— Start —

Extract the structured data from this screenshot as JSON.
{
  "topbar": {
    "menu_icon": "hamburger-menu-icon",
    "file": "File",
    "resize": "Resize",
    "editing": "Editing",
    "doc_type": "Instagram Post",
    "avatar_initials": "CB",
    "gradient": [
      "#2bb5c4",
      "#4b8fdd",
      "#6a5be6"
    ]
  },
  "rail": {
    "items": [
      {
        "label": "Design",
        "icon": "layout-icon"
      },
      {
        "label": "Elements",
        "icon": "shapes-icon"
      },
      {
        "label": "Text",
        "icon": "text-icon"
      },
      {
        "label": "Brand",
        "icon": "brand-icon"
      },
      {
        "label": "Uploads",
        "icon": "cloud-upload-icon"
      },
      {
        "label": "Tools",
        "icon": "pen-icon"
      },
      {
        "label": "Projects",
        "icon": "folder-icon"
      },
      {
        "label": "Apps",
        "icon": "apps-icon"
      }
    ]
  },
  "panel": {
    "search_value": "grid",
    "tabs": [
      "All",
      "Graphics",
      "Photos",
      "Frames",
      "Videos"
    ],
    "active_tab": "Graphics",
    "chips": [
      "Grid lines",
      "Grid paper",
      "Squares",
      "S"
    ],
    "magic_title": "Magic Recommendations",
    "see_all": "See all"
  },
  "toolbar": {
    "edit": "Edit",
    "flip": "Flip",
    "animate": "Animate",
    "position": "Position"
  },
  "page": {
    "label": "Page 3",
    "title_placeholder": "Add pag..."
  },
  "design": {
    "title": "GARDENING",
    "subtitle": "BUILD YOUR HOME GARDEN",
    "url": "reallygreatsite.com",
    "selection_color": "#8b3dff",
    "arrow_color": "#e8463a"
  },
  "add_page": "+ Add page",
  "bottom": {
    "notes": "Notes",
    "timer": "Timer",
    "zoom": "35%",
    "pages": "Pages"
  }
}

— End —

- **Your instructions**
Copy out each line above, character for character.

- **Exercise solution**
Extract the structured data from this screenshot as JSON.
{
  "topbar": {
    "menu_icon": "hamburger-menu-icon",
    "file": "File",
    "resize": "Resize",
    "editing": "Editing",
    "doc_type": "Instagram Post",
    "avatar_initials": "CB",
    "gradient": [
      "#2bb5c4",
      "#4b8fdd",
      "#6a5be6"
    ]
  },
  "rail": {
    "items": [
      {
        "label": "Design",
        "icon": "layout-icon"
      },
      {
        "label": "Elements",
        "icon": "shapes-icon"
      },
      {
        "label": "Text",
        "icon": "text-icon"
      },
      {
        "label": "Brand",
        "icon": "brand-icon"
      },
      {
        "label": "Uploads",
        "icon": "cloud-upload-icon"
      },
      {
        "label": "Tools",
        "icon": "pen-icon"
      },
      {
        "label": "Projects",
        "icon": "folder-icon"
      },
      {
        "label": "Apps",
        "icon": "apps-icon"
      }
    ]
  },
  "panel": {
    "search_value": "grid",
    "tabs": [
      "All",
      "Graphics",
      "Photos",
      "Frames",
      "Videos"
    ],
    "active_tab": "Graphics",
    "chips": [
      "Grid lines",
      "Grid paper",
      "Squares",
      "S"
    ],
    "magic_title": "Magic Recommendations",
    "see_all": "See all"
  },
  "toolbar": {
    "edit": "Edit",
    "flip": "Flip",
    "animate": "Animate",
    "position": "Position"
  },
  "page": {
    "label": "Page 3",
    "title_placeholder": "Add pag..."
  },
  "design": {
    "title": "GARDENING",
    "subtitle": "BUILD YOUR HOME GARDEN",
    "url": "reallygreatsite.com",
    "selection_color": "#8b3dff",
    "arrow_color": "#e8463a"
  },
  "add_page": "+ Add page",
  "bottom": {
    "notes": "Notes",
    "timer": "Timer",
    "zoom": "35%",
    "pages": "Pages"
  }
}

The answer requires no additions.